WHAT NEEDS TO BE DONE: In the records below, render as a numbered list the lines from the line with "data-point bbox=[372, 218, 383, 229]" to the line with "series-layer bbox=[142, 69, 514, 416]", both included, leaving out blank lines.
── DATA PROVIDED
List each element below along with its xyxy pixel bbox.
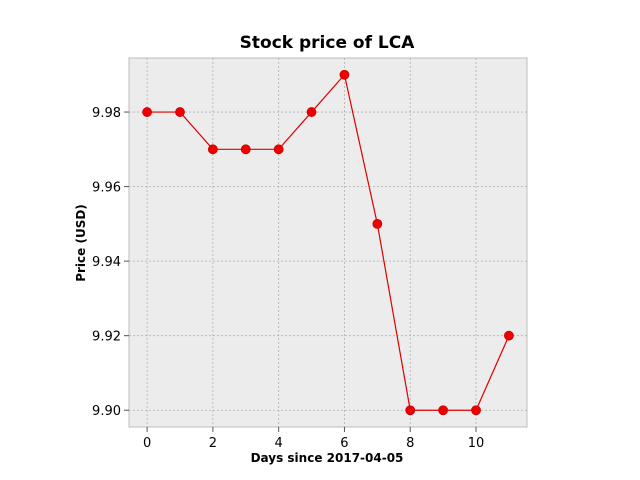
data-point bbox=[372, 218, 383, 229]
data-point bbox=[405, 405, 416, 416]
data-point bbox=[471, 405, 481, 416]
data-point bbox=[504, 330, 514, 341]
y-tick-label: 9.92 bbox=[92, 330, 121, 345]
x-axis: 0 2 4 6 8 10 bbox=[143, 427, 484, 451]
data-point bbox=[438, 405, 449, 416]
x-tick-label: 0 bbox=[143, 436, 151, 451]
y-tick-label: 9.94 bbox=[92, 255, 121, 270]
data-point bbox=[207, 144, 218, 155]
plot-area bbox=[129, 58, 527, 427]
x-axis-label: Days since 2017-04-05 bbox=[251, 451, 404, 465]
x-tick-label: 8 bbox=[406, 436, 414, 451]
x-tick-label: 10 bbox=[468, 436, 485, 451]
y-axis-label: Price (USD) bbox=[74, 204, 88, 282]
data-point bbox=[175, 107, 185, 117]
data-point bbox=[240, 144, 251, 155]
data-point bbox=[273, 144, 284, 155]
x-tick-label: 6 bbox=[340, 436, 348, 451]
series-layer bbox=[142, 69, 514, 416]
chart-title: Stock price of LCA bbox=[240, 33, 416, 53]
y-axis: 9.90 9.92 9.94 9.96 9.98 bbox=[92, 106, 129, 419]
grid bbox=[129, 58, 527, 427]
plot-frame bbox=[128, 57, 528, 428]
y-tick-label: 9.96 bbox=[92, 181, 121, 196]
series-line bbox=[147, 73, 510, 411]
data-point bbox=[339, 69, 350, 80]
x-tick-label: 4 bbox=[275, 436, 283, 451]
data-point bbox=[142, 107, 152, 117]
y-tick-label: 9.98 bbox=[92, 106, 121, 121]
y-tick-label: 9.90 bbox=[92, 404, 121, 419]
x-tick-label: 2 bbox=[209, 436, 217, 451]
data-point bbox=[306, 107, 317, 117]
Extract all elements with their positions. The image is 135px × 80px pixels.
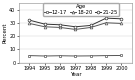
X-axis label: Year: Year [70, 72, 81, 77]
18-20 [59, 27, 61, 28]
12-17 [28, 55, 30, 56]
18-20 [121, 23, 122, 24]
12-17 [105, 55, 107, 56]
Line: 18-20: 18-20 [28, 21, 123, 31]
12-17 [59, 55, 61, 56]
18-20 [28, 23, 30, 24]
21-25 [75, 26, 76, 27]
18-20 [105, 22, 107, 23]
18-20 [90, 27, 92, 28]
21-25 [105, 18, 107, 19]
Y-axis label: Percent: Percent [3, 22, 8, 43]
12-17 [121, 55, 122, 56]
Line: 12-17: 12-17 [28, 54, 123, 57]
Line: 21-25: 21-25 [28, 17, 123, 28]
21-25 [121, 18, 122, 19]
12-17 [90, 55, 92, 56]
18-20 [75, 29, 76, 30]
21-25 [59, 24, 61, 25]
Legend: 12-17, 18-20, 21-25: 12-17, 18-20, 21-25 [43, 3, 119, 16]
21-25 [28, 20, 30, 21]
21-25 [90, 25, 92, 26]
21-25 [44, 24, 45, 25]
18-20 [44, 26, 45, 27]
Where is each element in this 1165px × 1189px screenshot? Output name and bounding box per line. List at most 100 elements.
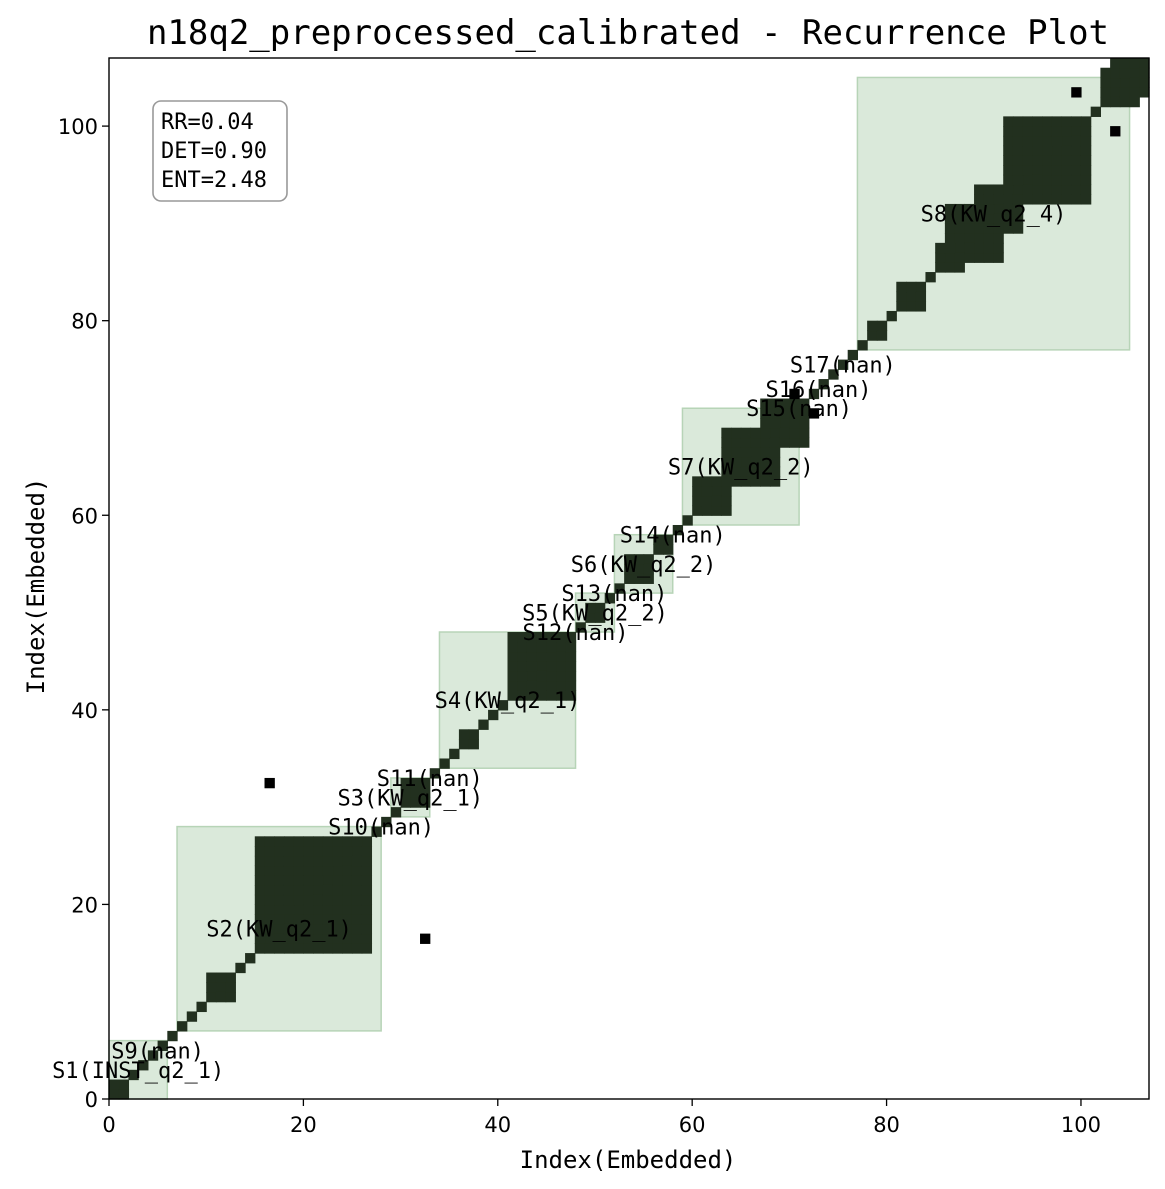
recurrence-point xyxy=(1071,135,1082,147)
recurrence-point xyxy=(225,982,236,993)
recurrence-point xyxy=(342,875,353,886)
recurrence-point xyxy=(1080,165,1092,176)
recurrence-point xyxy=(526,641,538,653)
recurrence-point xyxy=(478,719,489,730)
recurrence-point xyxy=(303,923,314,935)
recurrence-point xyxy=(526,690,538,701)
recurrence-point xyxy=(954,203,965,215)
segment-label: S6(KW_q2_2) xyxy=(571,553,717,578)
segment-label: S4(KW_q2_1) xyxy=(435,689,581,714)
recurrence-point xyxy=(1022,126,1033,137)
segment-label: S1(INST_q2_1) xyxy=(52,1059,224,1084)
recurrence-point xyxy=(769,447,781,458)
stats-box: RR=0.04 DET=0.90 ENT=2.48 xyxy=(152,100,288,202)
recurrence-point xyxy=(789,408,800,419)
recurrence-point xyxy=(779,427,790,439)
recurrence-point xyxy=(264,855,275,867)
recurrence-point xyxy=(983,223,995,234)
recurrence-point xyxy=(964,233,975,244)
recurrence-point xyxy=(536,632,547,643)
recurrence-point xyxy=(254,904,266,915)
recurrence-point xyxy=(118,1089,130,1100)
recurrence-point xyxy=(322,875,334,886)
x-tick-label: 100 xyxy=(1061,1113,1101,1137)
recurrence-point xyxy=(799,398,810,409)
recurrence-point xyxy=(556,670,567,682)
recurrence-point xyxy=(254,884,266,896)
recurrence-point xyxy=(1100,96,1111,108)
recurrence-point xyxy=(342,846,353,857)
recurrence-point xyxy=(293,923,304,935)
recurrence-point xyxy=(633,554,645,565)
recurrence-point xyxy=(974,223,985,234)
recurrence-point xyxy=(886,310,897,322)
recurrence-point xyxy=(789,417,800,429)
recurrence-point xyxy=(1003,213,1014,224)
recurrence-point xyxy=(322,855,334,867)
recurrence-point xyxy=(750,427,761,439)
recurrence-point xyxy=(954,233,965,244)
recurrence-point xyxy=(1042,135,1053,147)
recurrence-point xyxy=(274,865,285,876)
recurrence-point xyxy=(789,388,800,400)
recurrence-point xyxy=(1061,145,1072,156)
recurrence-point xyxy=(342,836,353,847)
recurrence-point xyxy=(225,991,236,1003)
recurrence-point xyxy=(322,894,334,906)
recurrence-point xyxy=(789,427,800,439)
recurrence-point xyxy=(556,651,567,662)
x-tick-label: 80 xyxy=(873,1113,900,1137)
recurrence-point xyxy=(1100,67,1111,79)
recurrence-point xyxy=(750,456,761,468)
recurrence-point xyxy=(497,700,509,711)
recurrence-point xyxy=(507,632,518,643)
recurrence-point xyxy=(332,923,343,935)
recurrence-point xyxy=(1051,165,1063,176)
recurrence-point xyxy=(1051,145,1063,156)
recurrence-point xyxy=(594,602,606,614)
recurrence-point xyxy=(1003,223,1014,234)
recurrence-point xyxy=(1071,194,1082,205)
recurrence-point xyxy=(1051,194,1063,205)
recurrence-point xyxy=(283,855,295,867)
recurrence-point xyxy=(1080,145,1092,156)
recurrence-point xyxy=(254,943,266,954)
recurrence-point xyxy=(322,943,334,954)
recurrence-point xyxy=(1032,126,1043,137)
recurrence-point xyxy=(274,836,285,847)
recurrence-point xyxy=(1071,155,1082,166)
recurrence-point xyxy=(760,437,771,448)
recurrence-point xyxy=(1110,87,1121,98)
x-tick-label: 20 xyxy=(290,1113,317,1137)
recurrence-point xyxy=(361,875,373,886)
x-axis-ticks: 0 20 40 60 80 100 xyxy=(102,1099,1101,1137)
recurrence-point xyxy=(1071,174,1082,186)
recurrence-point xyxy=(1139,67,1150,79)
y-axis-ticks: 0 20 40 60 80 100 xyxy=(58,115,109,1112)
recurrence-point xyxy=(390,807,402,818)
recurrence-point xyxy=(993,203,1004,215)
recurrence-point xyxy=(1022,135,1033,147)
recurrence-point xyxy=(264,865,275,876)
recurrence-point xyxy=(303,933,314,944)
recurrence-point xyxy=(1129,77,1140,88)
segment-label: S2(KW_q2_1) xyxy=(206,918,352,943)
recurrence-point xyxy=(546,661,557,672)
recurrence-point xyxy=(322,904,334,915)
recurrence-point xyxy=(1032,155,1043,166)
recurrence-point xyxy=(944,252,956,263)
recurrence-point xyxy=(420,933,431,944)
recurrence-point xyxy=(322,914,334,925)
recurrence-point xyxy=(254,855,266,867)
recurrence-point xyxy=(1003,184,1014,195)
recurrence-point xyxy=(682,515,693,526)
recurrence-point xyxy=(808,408,820,419)
recurrence-point xyxy=(983,194,995,205)
recurrence-point xyxy=(556,661,567,672)
recurrence-point xyxy=(458,729,470,740)
recurrence-point xyxy=(400,797,411,808)
recurrence-point xyxy=(1042,145,1053,156)
y-tick-label: 20 xyxy=(71,893,98,917)
recurrence-point xyxy=(740,456,752,468)
recurrence-point xyxy=(1012,116,1024,127)
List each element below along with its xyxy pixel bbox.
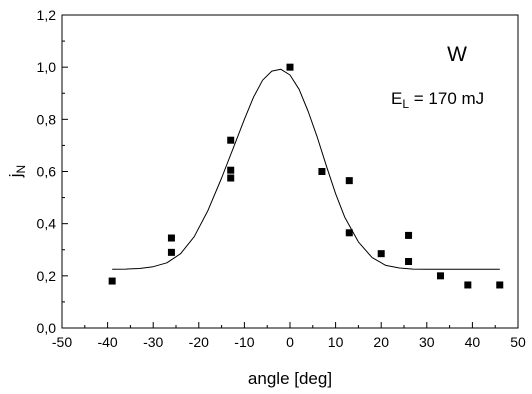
────
COMPLETED EXERCISE:
1. data-point bbox=[372, 218, 383, 229]
2. data-point bbox=[405, 405, 416, 416]
3. data-point bbox=[471, 405, 481, 416]
4. data-point bbox=[504, 330, 514, 341]
5. y-tick-label: 9.92 bbox=[92, 330, 121, 345]
6. x-axis: 0 2 4 6 8 10 bbox=[143, 427, 484, 451]
7. data-point bbox=[438, 405, 449, 416]
8. x-tick-label: 0 bbox=[143, 436, 151, 451]
9. y-tick-label: 9.94 bbox=[92, 255, 121, 270]
10. data-point bbox=[207, 144, 218, 155]
11. plot-area bbox=[129, 58, 527, 427]
12. x-axis-label: Days since 2017-04-05 bbox=[251, 451, 404, 465]
13. x-tick-label: 8 bbox=[406, 436, 414, 451]
14. x-tick-label: 10 bbox=[468, 436, 485, 451]
15. y-axis-label: Price (USD) bbox=[74, 204, 88, 282]
16. data-point bbox=[175, 107, 185, 117]
17. data-point bbox=[240, 144, 251, 155]
18. data-point bbox=[273, 144, 284, 155]
19. x-tick-label: 6 bbox=[340, 436, 348, 451]
20. series-layer bbox=[142, 69, 514, 416]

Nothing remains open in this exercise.